╭─ ENTRIES SUPPLIED
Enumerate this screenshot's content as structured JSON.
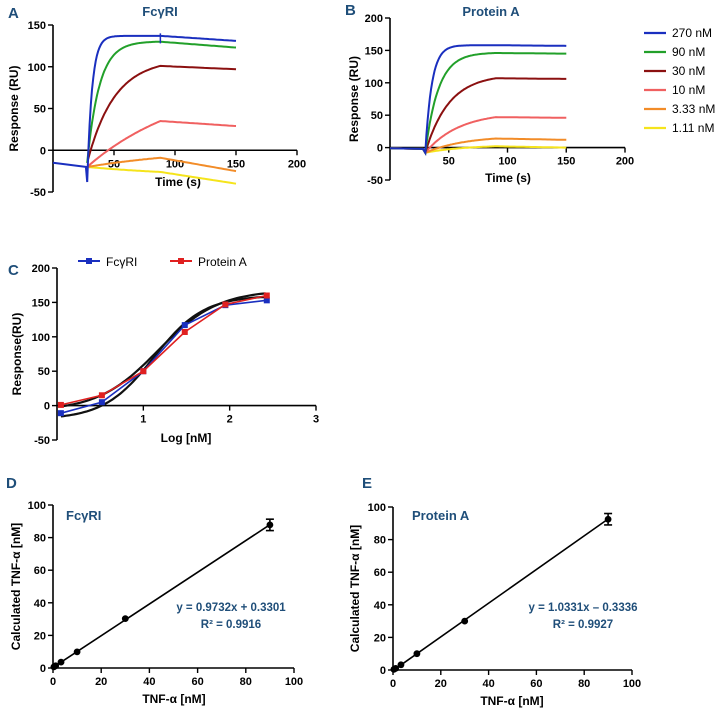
{
  "chart_data": [
    {
      "panel": "A",
      "type": "line",
      "title": "FcγRI",
      "xlabel": "Time (s)",
      "ylabel": "Response (RU)",
      "xlim": [
        0,
        200
      ],
      "ylim": [
        -50,
        150
      ],
      "xticks": [
        50,
        100,
        150,
        200
      ],
      "yticks": [
        -50,
        0,
        50,
        100,
        150
      ],
      "series": [
        {
          "name": "270 nM",
          "color": "#1a2fbf",
          "baseline": [
            [
              0,
              -15
            ],
            [
              28,
              -20
            ]
          ],
          "dip": -40,
          "plateau": 137,
          "end": 131,
          "rate": 0.25
        },
        {
          "name": "90 nM",
          "color": "#22a02a",
          "plateau": 130,
          "end": 123,
          "rate": 0.1,
          "baseline": [
            [
              28,
              -10
            ]
          ]
        },
        {
          "name": "30 nM",
          "color": "#8b1010",
          "plateau": 101,
          "end": 97,
          "rate": 0.045,
          "baseline": [
            [
              28,
              -12
            ]
          ]
        },
        {
          "name": "10 nM",
          "color": "#f06060",
          "start": -20,
          "plateau": 35,
          "end": 29,
          "rate": 0.012,
          "baseline": [
            [
              28,
              -20
            ]
          ]
        },
        {
          "name": "3.33 nM",
          "color": "#f28c28",
          "start": -20,
          "plateau": -9,
          "end": -25,
          "rate": 0.01,
          "baseline": [
            [
              28,
              -20
            ]
          ]
        },
        {
          "name": "1.11 nM",
          "color": "#f5e41c",
          "start": -20,
          "plateau": -26,
          "end": -40,
          "rate": 0.01,
          "baseline": [
            [
              28,
              -20
            ]
          ]
        }
      ]
    },
    {
      "panel": "B",
      "type": "line",
      "title": "Protein A",
      "xlabel": "Time (s)",
      "ylabel": "Response (RU)",
      "xlim": [
        0,
        200
      ],
      "ylim": [
        -50,
        200
      ],
      "xticks": [
        50,
        100,
        150,
        200
      ],
      "yticks": [
        -50,
        0,
        50,
        100,
        150,
        200
      ],
      "series": [
        {
          "name": "270 nM",
          "color": "#1a2fbf",
          "plateau": 158,
          "end": 157,
          "rate": 0.18
        },
        {
          "name": "90 nM",
          "color": "#22a02a",
          "plateau": 146,
          "end": 145,
          "rate": 0.09
        },
        {
          "name": "30 nM",
          "color": "#8b1010",
          "plateau": 107,
          "end": 106,
          "rate": 0.05
        },
        {
          "name": "10 nM",
          "color": "#f06060",
          "plateau": 47,
          "end": 46,
          "rate": 0.035
        },
        {
          "name": "3.33 nM",
          "color": "#f28c28",
          "plateau": 14,
          "end": 12,
          "rate": 0.03
        },
        {
          "name": "1.11 nM",
          "color": "#f5e41c",
          "plateau": 2,
          "end": 0,
          "rate": 0.03
        }
      ]
    },
    {
      "panel": "C",
      "type": "line",
      "xlabel": "Log [nM]",
      "ylabel": "Response(RU)",
      "xlim": [
        0,
        3
      ],
      "ylim": [
        -50,
        200
      ],
      "xticks": [
        1,
        2,
        3
      ],
      "yticks": [
        -50,
        0,
        50,
        100,
        150,
        200
      ],
      "series": [
        {
          "name": "FcγRI",
          "color": "#1a2fbf",
          "x": [
            0.045,
            0.52,
            1.0,
            1.48,
            1.95,
            2.43
          ],
          "values": [
            -11,
            5,
            50,
            117,
            146,
            153
          ]
        },
        {
          "name": "Protein A",
          "color": "#e02020",
          "x": [
            0.045,
            0.52,
            1.0,
            1.48,
            1.95,
            2.43
          ],
          "values": [
            1,
            15,
            50,
            107,
            147,
            160
          ]
        }
      ]
    },
    {
      "panel": "D",
      "type": "scatter",
      "title": "FcγRI",
      "xlabel": "TNF-α [nM]",
      "ylabel": "Calculated TNF-α [nM]",
      "xlim": [
        0,
        100
      ],
      "ylim": [
        0,
        100
      ],
      "xticks": [
        0,
        20,
        40,
        60,
        80,
        100
      ],
      "yticks": [
        0,
        20,
        40,
        60,
        80,
        100
      ],
      "x": [
        0.37,
        1.11,
        3.33,
        10,
        30,
        90
      ],
      "values": [
        0.7,
        1.4,
        3.6,
        9.9,
        30.3,
        87.8
      ],
      "error": [
        0,
        0,
        0,
        0,
        0,
        3.5
      ],
      "fit": {
        "slope": 0.9732,
        "intercept": 0.3301
      },
      "equation": "y = 0.9732x + 0.3301",
      "r2": "R² = 0.9916"
    },
    {
      "panel": "E",
      "type": "scatter",
      "title": "Protein A",
      "xlabel": "TNF-α [nM]",
      "ylabel": "Calculated TNF-α [nM]",
      "xlim": [
        0,
        100
      ],
      "ylim": [
        0,
        100
      ],
      "xticks": [
        0,
        20,
        40,
        60,
        80,
        100
      ],
      "yticks": [
        0,
        20,
        40,
        60,
        80,
        100
      ],
      "x": [
        0.37,
        1.11,
        3.33,
        10,
        30,
        90
      ],
      "values": [
        0.4,
        1.0,
        3.2,
        10.0,
        30.0,
        92.5
      ],
      "error": [
        0,
        0,
        0,
        0,
        0,
        3.5
      ],
      "fit": {
        "slope": 1.0331,
        "intercept": -0.3336
      },
      "equation": "y = 1.0331x – 0.3336",
      "r2": "R² = 0.9927"
    }
  ],
  "panel_labels": [
    "A",
    "B",
    "C",
    "D",
    "E"
  ]
}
╰─
GOAL OF THE EXERCISE → Each entry is to be returned as it stands, and each picture is to be left out.

ANSWER AREA →
Enumerate this screenshot's content as structured JSON.
{
  "chart_data": [
    {
      "panel": "A",
      "type": "line",
      "title": "FcγRI",
      "xlabel": "Time (s)",
      "ylabel": "Response (RU)",
      "xlim": [
        0,
        200
      ],
      "ylim": [
        -50,
        150
      ],
      "xticks": [
        50,
        100,
        150,
        200
      ],
      "yticks": [
        -50,
        0,
        50,
        100,
        150
      ],
      "series": [
        {
          "name": "270 nM",
          "color": "#1a2fbf",
          "baseline": [
            [
              0,
              -15
            ],
            [
              28,
              -20
            ]
          ],
          "dip": -40,
          "plateau": 137,
          "end": 131,
          "rate": 0.25
        },
        {
          "name": "90 nM",
          "color": "#22a02a",
          "plateau": 130,
          "end": 123,
          "rate": 0.1,
          "baseline": [
            [
              28,
              -10
            ]
          ]
        },
        {
          "name": "30 nM",
          "color": "#8b1010",
          "plateau": 101,
          "end": 97,
          "rate": 0.045,
          "baseline": [
            [
              28,
              -12
            ]
          ]
        },
        {
          "name": "10 nM",
          "color": "#f06060",
          "start": -20,
          "plateau": 35,
          "end": 29,
          "rate": 0.012,
          "baseline": [
            [
              28,
              -20
            ]
          ]
        },
        {
          "name": "3.33 nM",
          "color": "#f28c28",
          "start": -20,
          "plateau": -9,
          "end": -25,
          "rate": 0.01,
          "baseline": [
            [
              28,
              -20
            ]
          ]
        },
        {
          "name": "1.11 nM",
          "color": "#f5e41c",
          "start": -20,
          "plateau": -26,
          "end": -40,
          "rate": 0.01,
          "baseline": [
            [
              28,
              -20
            ]
          ]
        }
      ]
    },
    {
      "panel": "B",
      "type": "line",
      "title": "Protein A",
      "xlabel": "Time (s)",
      "ylabel": "Response (RU)",
      "xlim": [
        0,
        200
      ],
      "ylim": [
        -50,
        200
      ],
      "xticks": [
        50,
        100,
        150,
        200
      ],
      "yticks": [
        -50,
        0,
        50,
        100,
        150,
        200
      ],
      "series": [
        {
          "name": "270 nM",
          "color": "#1a2fbf",
          "plateau": 158,
          "end": 157,
          "rate": 0.18
        },
        {
          "name": "90 nM",
          "color": "#22a02a",
          "plateau": 146,
          "end": 145,
          "rate": 0.09
        },
        {
          "name": "30 nM",
          "color": "#8b1010",
          "plateau": 107,
          "end": 106,
          "rate": 0.05
        },
        {
          "name": "10 nM",
          "color": "#f06060",
          "plateau": 47,
          "end": 46,
          "rate": 0.035
        },
        {
          "name": "3.33 nM",
          "color": "#f28c28",
          "plateau": 14,
          "end": 12,
          "rate": 0.03
        },
        {
          "name": "1.11 nM",
          "color": "#f5e41c",
          "plateau": 2,
          "end": 0,
          "rate": 0.03
        }
      ]
    },
    {
      "panel": "C",
      "type": "line",
      "xlabel": "Log [nM]",
      "ylabel": "Response(RU)",
      "xlim": [
        0,
        3
      ],
      "ylim": [
        -50,
        200
      ],
      "xticks": [
        1,
        2,
        3
      ],
      "yticks": [
        -50,
        0,
        50,
        100,
        150,
        200
      ],
      "series": [
        {
          "name": "FcγRI",
          "color": "#1a2fbf",
          "x": [
            0.045,
            0.52,
            1.0,
            1.48,
            1.95,
            2.43
          ],
          "values": [
            -11,
            5,
            50,
            117,
            146,
            153
          ]
        },
        {
          "name": "Protein A",
          "color": "#e02020",
          "x": [
            0.045,
            0.52,
            1.0,
            1.48,
            1.95,
            2.43
          ],
          "values": [
            1,
            15,
            50,
            107,
            147,
            160
          ]
        }
      ]
    },
    {
      "panel": "D",
      "type": "scatter",
      "title": "FcγRI",
      "xlabel": "TNF-α [nM]",
      "ylabel": "Calculated TNF-α [nM]",
      "xlim": [
        0,
        100
      ],
      "ylim": [
        0,
        100
      ],
      "xticks": [
        0,
        20,
        40,
        60,
        80,
        100
      ],
      "yticks": [
        0,
        20,
        40,
        60,
        80,
        100
      ],
      "x": [
        0.37,
        1.11,
        3.33,
        10,
        30,
        90
      ],
      "values": [
        0.7,
        1.4,
        3.6,
        9.9,
        30.3,
        87.8
      ],
      "error": [
        0,
        0,
        0,
        0,
        0,
        3.5
      ],
      "fit": {
        "slope": 0.9732,
        "intercept": 0.3301
      },
      "equation": "y = 0.9732x + 0.3301",
      "r2": "R² = 0.9916"
    },
    {
      "panel": "E",
      "type": "scatter",
      "title": "Protein A",
      "xlabel": "TNF-α [nM]",
      "ylabel": "Calculated TNF-α [nM]",
      "xlim": [
        0,
        100
      ],
      "ylim": [
        0,
        100
      ],
      "xticks": [
        0,
        20,
        40,
        60,
        80,
        100
      ],
      "yticks": [
        0,
        20,
        40,
        60,
        80,
        100
      ],
      "x": [
        0.37,
        1.11,
        3.33,
        10,
        30,
        90
      ],
      "values": [
        0.4,
        1.0,
        3.2,
        10.0,
        30.0,
        92.5
      ],
      "error": [
        0,
        0,
        0,
        0,
        0,
        3.5
      ],
      "fit": {
        "slope": 1.0331,
        "intercept": -0.3336
      },
      "equation": "y = 1.0331x – 0.3336",
      "r2": "R² = 0.9927"
    }
  ],
  "panel_labels": [
    "A",
    "B",
    "C",
    "D",
    "E"
  ]
}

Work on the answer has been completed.